### WHAT YOU NEED TO DO
The full set of records below is to be reproduced without a single alteration.

### DATASET RECORDS
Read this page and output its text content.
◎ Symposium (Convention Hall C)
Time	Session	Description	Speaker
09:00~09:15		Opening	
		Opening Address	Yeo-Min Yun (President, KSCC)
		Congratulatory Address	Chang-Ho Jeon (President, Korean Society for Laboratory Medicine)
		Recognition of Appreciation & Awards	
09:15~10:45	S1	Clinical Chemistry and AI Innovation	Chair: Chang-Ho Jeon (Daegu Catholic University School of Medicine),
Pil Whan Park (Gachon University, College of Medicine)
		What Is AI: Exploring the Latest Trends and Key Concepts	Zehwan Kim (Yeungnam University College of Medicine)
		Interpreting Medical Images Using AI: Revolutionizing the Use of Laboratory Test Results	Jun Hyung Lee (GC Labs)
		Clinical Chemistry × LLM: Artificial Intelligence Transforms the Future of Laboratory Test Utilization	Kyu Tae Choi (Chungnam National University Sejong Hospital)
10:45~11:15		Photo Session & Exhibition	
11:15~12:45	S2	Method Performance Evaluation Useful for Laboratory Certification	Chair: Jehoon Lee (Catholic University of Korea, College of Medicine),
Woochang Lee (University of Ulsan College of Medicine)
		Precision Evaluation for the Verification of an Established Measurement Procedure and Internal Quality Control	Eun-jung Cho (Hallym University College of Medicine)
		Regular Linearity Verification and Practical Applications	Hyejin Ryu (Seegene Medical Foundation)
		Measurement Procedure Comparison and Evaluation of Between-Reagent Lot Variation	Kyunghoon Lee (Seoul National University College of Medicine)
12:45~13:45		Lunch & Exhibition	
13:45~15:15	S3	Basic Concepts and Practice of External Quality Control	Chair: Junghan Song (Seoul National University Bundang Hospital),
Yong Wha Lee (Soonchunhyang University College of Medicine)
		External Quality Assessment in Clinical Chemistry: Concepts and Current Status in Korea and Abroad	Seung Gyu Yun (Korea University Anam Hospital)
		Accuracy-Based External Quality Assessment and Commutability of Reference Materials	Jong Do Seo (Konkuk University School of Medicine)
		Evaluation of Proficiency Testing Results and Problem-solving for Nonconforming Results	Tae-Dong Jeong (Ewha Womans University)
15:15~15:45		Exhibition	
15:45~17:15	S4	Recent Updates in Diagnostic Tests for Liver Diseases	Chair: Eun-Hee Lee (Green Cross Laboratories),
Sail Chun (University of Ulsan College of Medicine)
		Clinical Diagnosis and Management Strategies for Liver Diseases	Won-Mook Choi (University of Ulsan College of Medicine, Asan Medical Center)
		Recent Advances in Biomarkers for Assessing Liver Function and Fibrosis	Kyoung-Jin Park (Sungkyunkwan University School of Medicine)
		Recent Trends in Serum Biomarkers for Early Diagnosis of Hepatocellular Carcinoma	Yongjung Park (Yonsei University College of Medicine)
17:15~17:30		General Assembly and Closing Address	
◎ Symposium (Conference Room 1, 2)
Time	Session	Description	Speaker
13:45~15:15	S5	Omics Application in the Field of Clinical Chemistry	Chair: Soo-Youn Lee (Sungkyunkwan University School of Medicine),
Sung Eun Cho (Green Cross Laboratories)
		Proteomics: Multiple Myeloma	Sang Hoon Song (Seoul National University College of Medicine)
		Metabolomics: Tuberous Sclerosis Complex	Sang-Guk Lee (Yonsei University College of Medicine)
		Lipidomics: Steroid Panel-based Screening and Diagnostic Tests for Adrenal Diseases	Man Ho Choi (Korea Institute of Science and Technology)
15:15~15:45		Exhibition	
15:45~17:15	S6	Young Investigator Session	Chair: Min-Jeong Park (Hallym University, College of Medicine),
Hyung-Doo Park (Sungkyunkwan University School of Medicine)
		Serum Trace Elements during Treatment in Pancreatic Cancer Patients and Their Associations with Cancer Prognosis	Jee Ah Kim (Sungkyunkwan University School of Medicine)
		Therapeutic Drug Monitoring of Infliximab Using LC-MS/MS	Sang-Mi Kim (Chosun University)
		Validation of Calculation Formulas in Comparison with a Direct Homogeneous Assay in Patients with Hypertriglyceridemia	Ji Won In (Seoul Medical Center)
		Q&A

### SOLUTION BELOW
Read this page and output its text content.
◎ Symposium (Convention Hall C)
Time	Session	Description	Speaker
09:00~09:15		Opening	
		Opening Address	Yeo-Min Yun (President, KSCC)
		Congratulatory Address	Chang-Ho Jeon (President, Korean Society for Laboratory Medicine)
		Recognition of Appreciation & Awards	
09:15~10:45	S1	Clinical Chemistry and AI Innovation	Chair: Chang-Ho Jeon (Daegu Catholic University School of Medicine),
Pil Whan Park (Gachon University, College of Medicine)
		What Is AI: Exploring the Latest Trends and Key Concepts	Zehwan Kim (Yeungnam University College of Medicine)
		Interpreting Medical Images Using AI: Revolutionizing the Use of Laboratory Test Results	Jun Hyung Lee (GC Labs)
		Clinical Chemistry × LLM: Artificial Intelligence Transforms the Future of Laboratory Test Utilization	Kyu Tae Choi (Chungnam National University Sejong Hospital)
10:45~11:15		Photo Session & Exhibition	
11:15~12:45	S2	Method Performance Evaluation Useful for Laboratory Certification	Chair: Jehoon Lee (Catholic University of Korea, College of Medicine),
Woochang Lee (University of Ulsan College of Medicine)
		Precision Evaluation for the Verification of an Established Measurement Procedure and Internal Quality Control	Eun-jung Cho (Hallym University College of Medicine)
		Regular Linearity Verification and Practical Applications	Hyejin Ryu (Seegene Medical Foundation)
		Measurement Procedure Comparison and Evaluation of Between-Reagent Lot Variation	Kyunghoon Lee (Seoul National University College of Medicine)
12:45~13:45		Lunch & Exhibition	
13:45~15:15	S3	Basic Concepts and Practice of External Quality Control	Chair: Junghan Song (Seoul National University Bundang Hospital),
Yong Wha Lee (Soonchunhyang University College of Medicine)
		External Quality Assessment in Clinical Chemistry: Concepts and Current Status in Korea and Abroad	Seung Gyu Yun (Korea University Anam Hospital)
		Accuracy-Based External Quality Assessment and Commutability of Reference Materials	Jong Do Seo (Konkuk University School of Medicine)
		Evaluation of Proficiency Testing Results and Problem-solving for Nonconforming Results	Tae-Dong Jeong (Ewha Womans University)
15:15~15:45		Exhibition	
15:45~17:15	S4	Recent Updates in Diagnostic Tests for Liver Diseases	Chair: Eun-Hee Lee (Green Cross Laboratories),
Sail Chun (University of Ulsan College of Medicine)
		Clinical Diagnosis and Management Strategies for Liver Diseases	Won-Mook Choi (University of Ulsan College of Medicine, Asan Medical Center)
		Recent Advances in Biomarkers for Assessing Liver Function and Fibrosis	Kyoung-Jin Park (Sungkyunkwan University School of Medicine)
		Recent Trends in Serum Biomarkers for Early Diagnosis of Hepatocellular Carcinoma	Yongjung Park (Yonsei University College of Medicine)
17:15~17:30		General Assembly and Closing Address	
◎ Symposium (Conference Room 1, 2)
Time	Session	Description	Speaker
13:45~15:15	S5	Omics Application in the Field of Clinical Chemistry	Chair: Soo-Youn Lee (Sungkyunkwan University School of Medicine),
Sung Eun Cho (Green Cross Laboratories)
		Proteomics: Multiple Myeloma	Sang Hoon Song (Seoul National University College of Medicine)
		Metabolomics: Tuberous Sclerosis Complex	Sang-Guk Lee (Yonsei University College of Medicine)
		Lipidomics: Steroid Panel-based Screening and Diagnostic Tests for Adrenal Diseases	Man Ho Choi (Korea Institute of Science and Technology)
15:15~15:45		Exhibition	
15:45~17:15	S6	Young Investigator Session	Chair: Min-Jeong Park (Hallym University, College of Medicine),
Hyung-Doo Park (Sungkyunkwan University School of Medicine)
		Serum Trace Elements during Treatment in Pancreatic Cancer Patients and Their Associations with Cancer Prognosis	Jee Ah Kim (Sungkyunkwan University School of Medicine)
		Therapeutic Drug Monitoring of Infliximab Using LC-MS/MS	Sang-Mi Kim (Chosun University)
		Validation of Calculation Formulas in Comparison with a Direct Homogeneous Assay in Patients with Hypertriglyceridemia	Ji Won In (Seoul Medical Center)
		Q&A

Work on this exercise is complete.